§ **Dataset entries**

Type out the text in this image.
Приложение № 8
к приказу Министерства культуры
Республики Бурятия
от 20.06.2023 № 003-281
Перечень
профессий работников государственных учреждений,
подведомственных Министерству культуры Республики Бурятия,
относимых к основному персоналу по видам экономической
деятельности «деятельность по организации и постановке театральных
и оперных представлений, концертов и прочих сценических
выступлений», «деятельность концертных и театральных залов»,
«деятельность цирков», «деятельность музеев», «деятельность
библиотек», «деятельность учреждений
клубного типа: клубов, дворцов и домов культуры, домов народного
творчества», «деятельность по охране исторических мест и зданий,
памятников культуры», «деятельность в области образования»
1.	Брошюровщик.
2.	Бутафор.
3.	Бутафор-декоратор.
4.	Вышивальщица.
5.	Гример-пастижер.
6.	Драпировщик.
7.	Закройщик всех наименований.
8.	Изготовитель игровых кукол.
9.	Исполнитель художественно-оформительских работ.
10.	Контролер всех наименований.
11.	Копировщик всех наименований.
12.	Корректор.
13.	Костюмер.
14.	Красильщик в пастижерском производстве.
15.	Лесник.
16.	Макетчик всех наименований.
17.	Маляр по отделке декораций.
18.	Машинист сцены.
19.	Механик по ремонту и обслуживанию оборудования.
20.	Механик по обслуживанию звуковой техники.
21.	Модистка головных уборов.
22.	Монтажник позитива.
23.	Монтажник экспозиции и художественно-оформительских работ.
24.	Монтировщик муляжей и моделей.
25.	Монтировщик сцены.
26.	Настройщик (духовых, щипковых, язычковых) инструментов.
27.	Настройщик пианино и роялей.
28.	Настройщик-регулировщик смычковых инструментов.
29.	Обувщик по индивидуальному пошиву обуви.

§ **What the exercise asks**
Repeat the material above exactly.

§ **Task result**
Type out the text in this image.
Приложение № 8
к приказу Министерства культуры
Республики Бурятия
от 20.06.2023 № 003-281
Перечень
профессий работников государственных учреждений,
подведомственных Министерству культуры Республики Бурятия,
относимых к основному персоналу по видам экономической
деятельности «деятельность по организации и постановке театральных
и оперных представлений, концертов и прочих сценических
выступлений», «деятельность концертных и театральных залов»,
«деятельность цирков», «деятельность музеев», «деятельность
библиотек», «деятельность учреждений
клубного типа: клубов, дворцов и домов культуры, домов народного
творчества», «деятельность по охране исторических мест и зданий,
памятников культуры», «деятельность в области образования»
1.	Брошюровщик.
2.	Бутафор.
3.	Бутафор-декоратор.
4.	Вышивальщица.
5.	Гример-пастижер.
6.	Драпировщик.
7.	Закройщик всех наименований.
8.	Изготовитель игровых кукол.
9.	Исполнитель художественно-оформительских работ.
10.	Контролер всех наименований.
11.	Копировщик всех наименований.
12.	Корректор.
13.	Костюмер.
14.	Красильщик в пастижерском производстве.
15.	Лесник.
16.	Макетчик всех наименований.
17.	Маляр по отделке декораций.
18.	Машинист сцены.
19.	Механик по ремонту и обслуживанию оборудования.
20.	Механик по обслуживанию звуковой техники.
21.	Модистка головных уборов.
22.	Монтажник позитива.
23.	Монтажник экспозиции и художественно-оформительских работ.
24.	Монтировщик муляжей и моделей.
25.	Монтировщик сцены.
26.	Настройщик (духовых, щипковых, язычковых) инструментов.
27.	Настройщик пианино и роялей.
28.	Настройщик-регулировщик смычковых инструментов.
29.	Обувщик по индивидуальному пошиву обуви.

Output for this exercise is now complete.